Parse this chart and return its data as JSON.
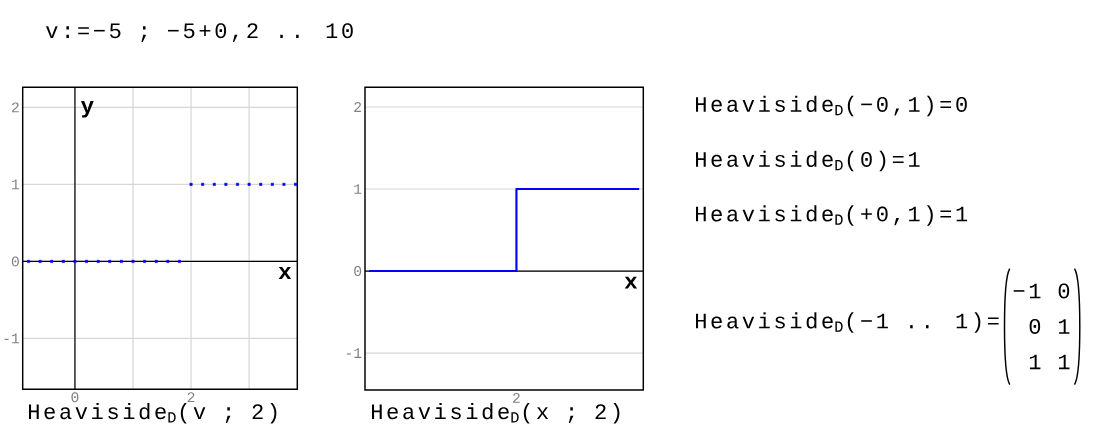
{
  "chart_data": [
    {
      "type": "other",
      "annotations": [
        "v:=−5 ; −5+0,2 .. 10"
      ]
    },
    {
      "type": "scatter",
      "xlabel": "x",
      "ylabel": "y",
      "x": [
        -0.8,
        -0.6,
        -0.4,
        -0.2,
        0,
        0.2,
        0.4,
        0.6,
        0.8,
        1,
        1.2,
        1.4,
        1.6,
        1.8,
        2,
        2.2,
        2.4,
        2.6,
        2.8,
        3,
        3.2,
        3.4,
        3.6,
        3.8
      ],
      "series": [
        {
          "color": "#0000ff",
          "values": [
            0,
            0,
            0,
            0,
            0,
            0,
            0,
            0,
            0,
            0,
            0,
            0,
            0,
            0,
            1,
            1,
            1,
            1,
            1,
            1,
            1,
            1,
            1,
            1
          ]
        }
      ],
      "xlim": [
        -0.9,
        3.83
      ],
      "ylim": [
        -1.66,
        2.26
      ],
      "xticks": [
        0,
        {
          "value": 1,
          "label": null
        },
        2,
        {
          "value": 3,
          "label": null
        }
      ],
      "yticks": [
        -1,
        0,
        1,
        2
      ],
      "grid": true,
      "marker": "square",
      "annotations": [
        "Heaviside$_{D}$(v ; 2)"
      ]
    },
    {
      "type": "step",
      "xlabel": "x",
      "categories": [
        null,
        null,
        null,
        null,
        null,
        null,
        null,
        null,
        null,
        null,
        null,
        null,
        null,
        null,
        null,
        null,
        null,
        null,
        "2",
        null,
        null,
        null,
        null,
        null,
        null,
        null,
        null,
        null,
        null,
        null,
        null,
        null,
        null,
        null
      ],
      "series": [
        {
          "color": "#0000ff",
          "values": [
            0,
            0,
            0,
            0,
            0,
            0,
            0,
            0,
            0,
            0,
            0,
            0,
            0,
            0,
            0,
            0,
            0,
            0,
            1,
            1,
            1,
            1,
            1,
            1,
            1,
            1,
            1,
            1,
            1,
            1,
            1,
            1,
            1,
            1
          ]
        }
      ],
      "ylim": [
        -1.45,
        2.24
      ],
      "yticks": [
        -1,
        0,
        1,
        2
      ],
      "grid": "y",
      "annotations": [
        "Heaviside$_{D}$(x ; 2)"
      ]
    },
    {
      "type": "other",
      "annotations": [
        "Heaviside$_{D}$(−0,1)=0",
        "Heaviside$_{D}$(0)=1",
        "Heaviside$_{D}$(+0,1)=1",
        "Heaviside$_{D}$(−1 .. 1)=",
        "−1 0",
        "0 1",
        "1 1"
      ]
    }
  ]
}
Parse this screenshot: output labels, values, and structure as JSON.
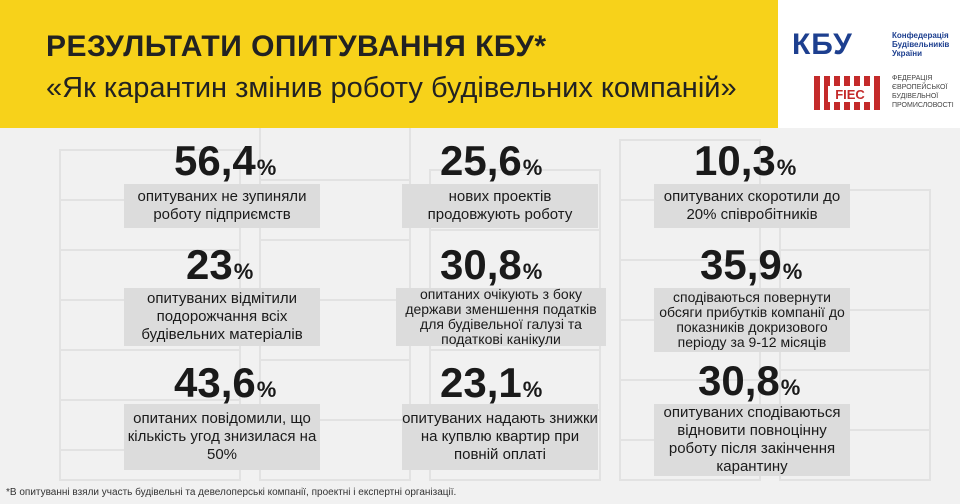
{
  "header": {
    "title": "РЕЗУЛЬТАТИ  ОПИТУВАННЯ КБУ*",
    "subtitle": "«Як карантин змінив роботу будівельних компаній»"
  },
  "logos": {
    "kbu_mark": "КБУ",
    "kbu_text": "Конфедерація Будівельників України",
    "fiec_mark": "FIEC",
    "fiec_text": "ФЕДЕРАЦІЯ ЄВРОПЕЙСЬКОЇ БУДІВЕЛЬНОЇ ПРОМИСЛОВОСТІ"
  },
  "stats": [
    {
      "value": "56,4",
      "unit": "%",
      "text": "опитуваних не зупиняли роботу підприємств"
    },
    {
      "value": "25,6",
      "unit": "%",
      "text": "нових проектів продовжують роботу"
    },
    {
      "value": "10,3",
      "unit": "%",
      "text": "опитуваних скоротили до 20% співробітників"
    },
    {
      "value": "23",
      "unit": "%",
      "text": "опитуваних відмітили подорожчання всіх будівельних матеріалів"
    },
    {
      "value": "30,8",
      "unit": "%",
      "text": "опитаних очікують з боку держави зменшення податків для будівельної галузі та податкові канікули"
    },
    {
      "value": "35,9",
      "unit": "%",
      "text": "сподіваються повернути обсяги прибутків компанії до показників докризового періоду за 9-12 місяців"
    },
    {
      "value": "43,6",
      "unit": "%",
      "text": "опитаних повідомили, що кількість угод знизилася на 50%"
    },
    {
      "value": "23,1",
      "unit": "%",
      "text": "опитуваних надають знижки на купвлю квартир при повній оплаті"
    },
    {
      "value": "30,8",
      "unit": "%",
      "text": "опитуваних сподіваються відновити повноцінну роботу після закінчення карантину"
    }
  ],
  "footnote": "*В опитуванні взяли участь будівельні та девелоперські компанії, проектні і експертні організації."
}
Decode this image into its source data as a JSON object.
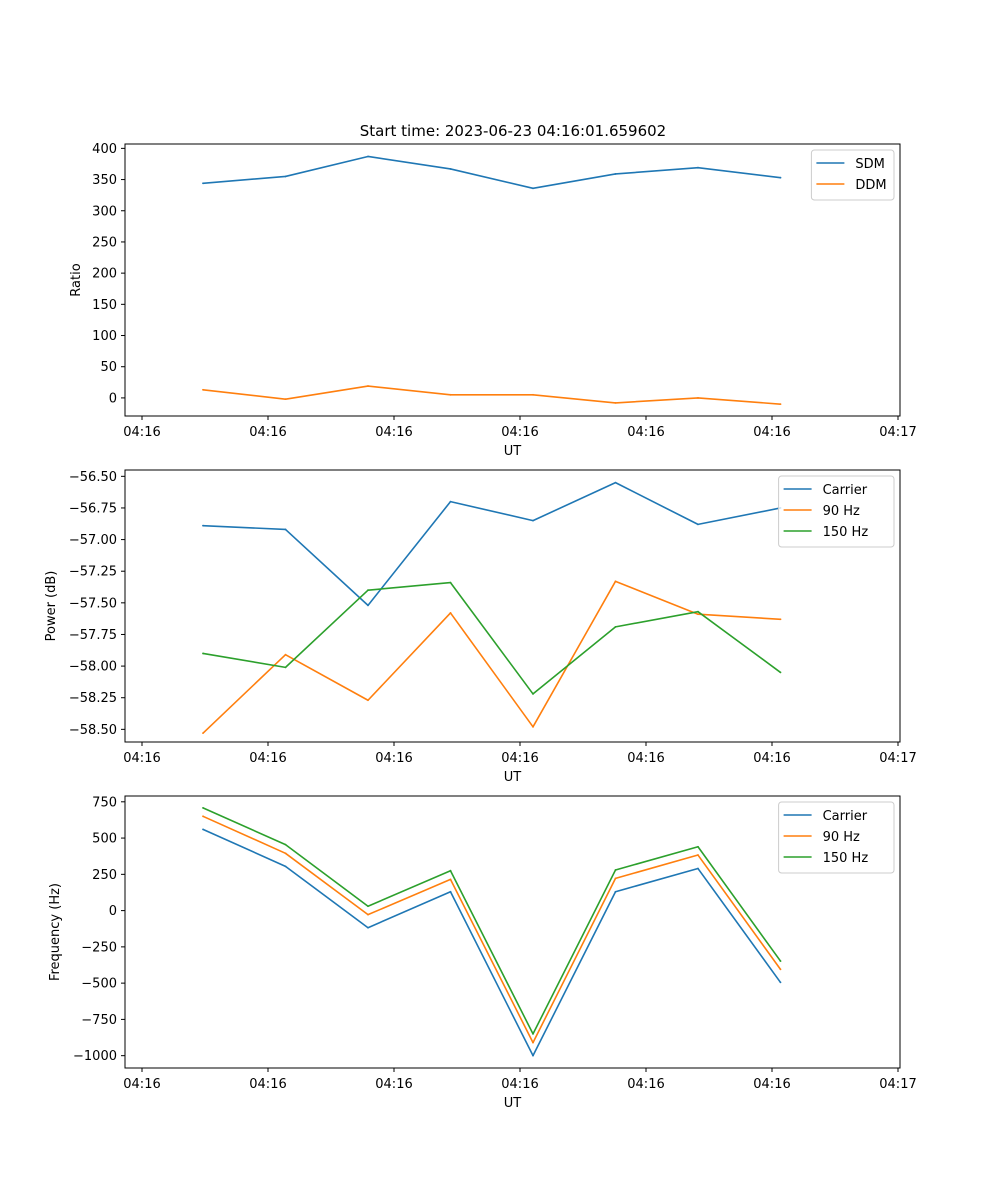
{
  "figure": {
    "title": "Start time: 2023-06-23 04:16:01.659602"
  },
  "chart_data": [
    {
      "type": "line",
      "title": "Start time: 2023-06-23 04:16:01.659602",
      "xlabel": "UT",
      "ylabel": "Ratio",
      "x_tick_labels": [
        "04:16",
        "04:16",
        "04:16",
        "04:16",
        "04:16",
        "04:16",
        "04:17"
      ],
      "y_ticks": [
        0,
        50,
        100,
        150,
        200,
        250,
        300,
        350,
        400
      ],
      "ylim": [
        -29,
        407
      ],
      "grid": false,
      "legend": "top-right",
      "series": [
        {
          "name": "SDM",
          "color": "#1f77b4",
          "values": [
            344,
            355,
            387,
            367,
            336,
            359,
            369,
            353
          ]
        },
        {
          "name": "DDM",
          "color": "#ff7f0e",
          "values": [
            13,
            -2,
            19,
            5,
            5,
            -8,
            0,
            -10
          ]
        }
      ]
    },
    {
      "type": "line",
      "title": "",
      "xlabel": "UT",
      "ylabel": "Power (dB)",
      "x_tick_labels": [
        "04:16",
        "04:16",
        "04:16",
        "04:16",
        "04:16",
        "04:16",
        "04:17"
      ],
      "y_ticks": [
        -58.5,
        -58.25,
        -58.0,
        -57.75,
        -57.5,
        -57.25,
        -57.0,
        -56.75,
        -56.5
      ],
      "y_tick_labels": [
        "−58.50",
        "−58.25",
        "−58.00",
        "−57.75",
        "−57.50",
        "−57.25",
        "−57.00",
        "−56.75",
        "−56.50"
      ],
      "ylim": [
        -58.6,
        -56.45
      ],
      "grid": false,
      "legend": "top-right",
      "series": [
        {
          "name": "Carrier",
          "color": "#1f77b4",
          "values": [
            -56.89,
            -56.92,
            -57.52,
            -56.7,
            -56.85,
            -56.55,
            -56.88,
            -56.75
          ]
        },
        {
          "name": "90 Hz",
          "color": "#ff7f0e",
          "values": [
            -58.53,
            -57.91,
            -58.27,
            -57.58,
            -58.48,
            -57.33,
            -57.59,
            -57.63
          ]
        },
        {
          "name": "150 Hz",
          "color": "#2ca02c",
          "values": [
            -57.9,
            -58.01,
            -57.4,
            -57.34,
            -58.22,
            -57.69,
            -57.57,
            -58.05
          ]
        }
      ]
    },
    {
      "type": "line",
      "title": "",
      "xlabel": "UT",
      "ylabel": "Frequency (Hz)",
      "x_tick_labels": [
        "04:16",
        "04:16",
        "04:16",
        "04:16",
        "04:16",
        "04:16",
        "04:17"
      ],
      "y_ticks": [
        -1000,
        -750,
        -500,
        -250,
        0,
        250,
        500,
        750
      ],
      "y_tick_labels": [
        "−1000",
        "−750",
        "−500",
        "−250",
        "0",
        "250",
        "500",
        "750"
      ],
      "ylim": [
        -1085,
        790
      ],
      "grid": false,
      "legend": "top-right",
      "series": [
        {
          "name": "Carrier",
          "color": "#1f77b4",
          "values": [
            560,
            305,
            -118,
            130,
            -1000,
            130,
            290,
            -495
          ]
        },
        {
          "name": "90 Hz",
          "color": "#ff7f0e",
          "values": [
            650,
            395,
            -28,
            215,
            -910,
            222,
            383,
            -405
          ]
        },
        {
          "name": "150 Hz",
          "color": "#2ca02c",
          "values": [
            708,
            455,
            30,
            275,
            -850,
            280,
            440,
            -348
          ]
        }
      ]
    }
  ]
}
------
## [GIVEN EXERCISE]
Report how many lines hold the string "this", giving the number and nothing else.

## [IN RESPONSE]
3